Work to be completed.
Every record should be written out exactly, with the pictures left out.

Record list.
☆ ☆ ☆ ☆
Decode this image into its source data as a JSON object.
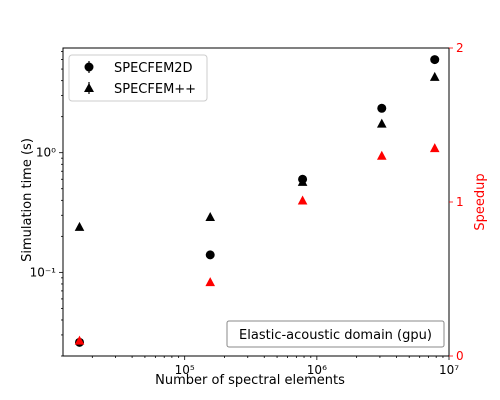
{
  "chart_data": {
    "type": "scatter",
    "xlabel": "Number of spectral elements",
    "ylabel_left": "Simulation time (s)",
    "ylabel_right": "Speedup",
    "xscale": "log",
    "yscale_left": "log",
    "yscale_right": "linear",
    "xlim": [
      12000,
      10000000
    ],
    "ylim_left": [
      0.02,
      7.5
    ],
    "ylim_right": [
      0,
      2
    ],
    "x_ticks": [
      {
        "value": 100000,
        "label": "10⁵"
      },
      {
        "value": 1000000,
        "label": "10⁶"
      },
      {
        "value": 10000000,
        "label": "10⁷"
      }
    ],
    "y_left_ticks": [
      {
        "value": 0.1,
        "label": "10⁻¹"
      },
      {
        "value": 1,
        "label": "10⁰"
      }
    ],
    "y_right_ticks": [
      {
        "value": 0,
        "label": "0"
      },
      {
        "value": 1,
        "label": "1"
      },
      {
        "value": 2,
        "label": "2"
      }
    ],
    "legend_position": "top-left",
    "grid": false,
    "annotation": "Elastic-acoustic domain (gpu)",
    "annotation_position": "bottom-right",
    "series": [
      {
        "name": "SPECFEM2D",
        "marker": "circle",
        "color": "#000000",
        "axis": "left",
        "x": [
          16000,
          156000,
          780000,
          3100000,
          7800000
        ],
        "y": [
          0.026,
          0.14,
          0.6,
          2.35,
          6.0
        ]
      },
      {
        "name": "SPECFEM++",
        "marker": "triangle",
        "color": "#000000",
        "axis": "left",
        "x": [
          16000,
          156000,
          780000,
          3100000,
          7800000
        ],
        "y": [
          0.24,
          0.29,
          0.57,
          1.75,
          4.3
        ]
      },
      {
        "marker": "triangle",
        "color": "#ff0000",
        "axis": "right",
        "x": [
          16000,
          156000,
          780000,
          3100000,
          7800000
        ],
        "y": [
          0.1,
          0.48,
          1.01,
          1.3,
          1.35
        ]
      }
    ]
  }
}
☆ ☆ ☆ ☆
Result for this task.
Decode this image into its source data as a JSON object.
{
  "chart_data": {
    "type": "scatter",
    "xlabel": "Number of spectral elements",
    "ylabel_left": "Simulation time (s)",
    "ylabel_right": "Speedup",
    "xscale": "log",
    "yscale_left": "log",
    "yscale_right": "linear",
    "xlim": [
      12000,
      10000000
    ],
    "ylim_left": [
      0.02,
      7.5
    ],
    "ylim_right": [
      0,
      2
    ],
    "x_ticks": [
      {
        "value": 100000,
        "label": "10⁵"
      },
      {
        "value": 1000000,
        "label": "10⁶"
      },
      {
        "value": 10000000,
        "label": "10⁷"
      }
    ],
    "y_left_ticks": [
      {
        "value": 0.1,
        "label": "10⁻¹"
      },
      {
        "value": 1,
        "label": "10⁰"
      }
    ],
    "y_right_ticks": [
      {
        "value": 0,
        "label": "0"
      },
      {
        "value": 1,
        "label": "1"
      },
      {
        "value": 2,
        "label": "2"
      }
    ],
    "legend_position": "top-left",
    "grid": false,
    "annotation": "Elastic-acoustic domain (gpu)",
    "annotation_position": "bottom-right",
    "series": [
      {
        "name": "SPECFEM2D",
        "marker": "circle",
        "color": "#000000",
        "axis": "left",
        "x": [
          16000,
          156000,
          780000,
          3100000,
          7800000
        ],
        "y": [
          0.026,
          0.14,
          0.6,
          2.35,
          6.0
        ]
      },
      {
        "name": "SPECFEM++",
        "marker": "triangle",
        "color": "#000000",
        "axis": "left",
        "x": [
          16000,
          156000,
          780000,
          3100000,
          7800000
        ],
        "y": [
          0.24,
          0.29,
          0.57,
          1.75,
          4.3
        ]
      },
      {
        "marker": "triangle",
        "color": "#ff0000",
        "axis": "right",
        "x": [
          16000,
          156000,
          780000,
          3100000,
          7800000
        ],
        "y": [
          0.1,
          0.48,
          1.01,
          1.3,
          1.35
        ]
      }
    ]
  }
}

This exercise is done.